» WHAT YOU ARE ASKED TO DO
Scan the material below for the string "Сократите", and copy every line where it shows up.

» GIVEN RECORDS
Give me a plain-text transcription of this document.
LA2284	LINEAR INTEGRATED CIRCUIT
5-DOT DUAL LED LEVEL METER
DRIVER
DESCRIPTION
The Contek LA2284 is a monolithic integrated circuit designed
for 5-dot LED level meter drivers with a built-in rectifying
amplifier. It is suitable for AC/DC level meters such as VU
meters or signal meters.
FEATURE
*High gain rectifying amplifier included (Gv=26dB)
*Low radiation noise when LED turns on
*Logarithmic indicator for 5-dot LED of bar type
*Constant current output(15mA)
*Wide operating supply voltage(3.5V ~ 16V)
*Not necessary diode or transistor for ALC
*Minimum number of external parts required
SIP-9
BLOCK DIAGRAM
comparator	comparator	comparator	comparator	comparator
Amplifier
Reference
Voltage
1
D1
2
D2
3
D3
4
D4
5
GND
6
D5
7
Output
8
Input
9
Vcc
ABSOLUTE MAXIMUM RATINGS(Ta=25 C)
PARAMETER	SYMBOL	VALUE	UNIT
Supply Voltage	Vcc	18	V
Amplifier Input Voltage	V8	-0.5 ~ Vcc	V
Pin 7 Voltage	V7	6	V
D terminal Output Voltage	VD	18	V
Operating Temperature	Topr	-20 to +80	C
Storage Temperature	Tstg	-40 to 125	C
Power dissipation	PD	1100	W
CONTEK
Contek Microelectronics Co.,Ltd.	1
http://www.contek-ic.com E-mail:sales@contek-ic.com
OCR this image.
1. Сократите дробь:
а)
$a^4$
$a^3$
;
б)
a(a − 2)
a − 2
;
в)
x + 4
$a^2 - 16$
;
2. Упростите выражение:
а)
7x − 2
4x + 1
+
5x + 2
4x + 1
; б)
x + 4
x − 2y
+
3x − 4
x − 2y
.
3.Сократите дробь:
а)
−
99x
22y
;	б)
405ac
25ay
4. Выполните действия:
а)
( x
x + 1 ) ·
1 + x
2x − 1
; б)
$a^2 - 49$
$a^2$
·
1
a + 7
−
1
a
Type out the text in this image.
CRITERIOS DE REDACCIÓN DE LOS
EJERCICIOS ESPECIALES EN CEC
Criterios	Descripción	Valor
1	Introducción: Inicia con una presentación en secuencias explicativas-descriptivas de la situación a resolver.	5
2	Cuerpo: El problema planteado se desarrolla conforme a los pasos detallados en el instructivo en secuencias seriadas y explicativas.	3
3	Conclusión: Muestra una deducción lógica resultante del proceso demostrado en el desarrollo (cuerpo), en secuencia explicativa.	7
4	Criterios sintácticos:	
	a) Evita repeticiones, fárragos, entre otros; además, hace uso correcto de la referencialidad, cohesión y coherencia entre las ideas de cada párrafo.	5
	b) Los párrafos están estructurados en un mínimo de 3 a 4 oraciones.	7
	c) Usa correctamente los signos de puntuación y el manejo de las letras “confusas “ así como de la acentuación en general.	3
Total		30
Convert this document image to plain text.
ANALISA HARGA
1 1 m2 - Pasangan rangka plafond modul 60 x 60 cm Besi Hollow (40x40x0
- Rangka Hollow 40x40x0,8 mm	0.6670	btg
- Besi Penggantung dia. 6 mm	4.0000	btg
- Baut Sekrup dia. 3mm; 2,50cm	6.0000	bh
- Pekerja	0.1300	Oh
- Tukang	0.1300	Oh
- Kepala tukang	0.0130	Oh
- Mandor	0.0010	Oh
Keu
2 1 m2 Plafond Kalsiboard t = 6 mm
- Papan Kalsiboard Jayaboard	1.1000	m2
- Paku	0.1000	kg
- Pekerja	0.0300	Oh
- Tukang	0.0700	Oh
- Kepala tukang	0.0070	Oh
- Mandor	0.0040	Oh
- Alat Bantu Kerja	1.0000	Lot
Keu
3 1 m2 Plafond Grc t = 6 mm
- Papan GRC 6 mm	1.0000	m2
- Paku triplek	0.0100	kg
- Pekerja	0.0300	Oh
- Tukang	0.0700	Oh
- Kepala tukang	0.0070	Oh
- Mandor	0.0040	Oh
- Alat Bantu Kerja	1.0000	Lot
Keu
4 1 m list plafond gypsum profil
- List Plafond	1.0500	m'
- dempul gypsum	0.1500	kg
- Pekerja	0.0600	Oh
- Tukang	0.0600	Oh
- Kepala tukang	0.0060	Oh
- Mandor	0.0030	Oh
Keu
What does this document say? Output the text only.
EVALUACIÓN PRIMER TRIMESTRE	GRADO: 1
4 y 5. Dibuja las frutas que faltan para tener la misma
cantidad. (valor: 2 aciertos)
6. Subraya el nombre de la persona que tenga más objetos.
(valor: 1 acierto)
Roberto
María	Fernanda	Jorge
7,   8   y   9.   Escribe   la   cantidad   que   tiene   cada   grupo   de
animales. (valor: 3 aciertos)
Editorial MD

» TASK RESULT
1. Сократите дробь:
3.Сократите дробь:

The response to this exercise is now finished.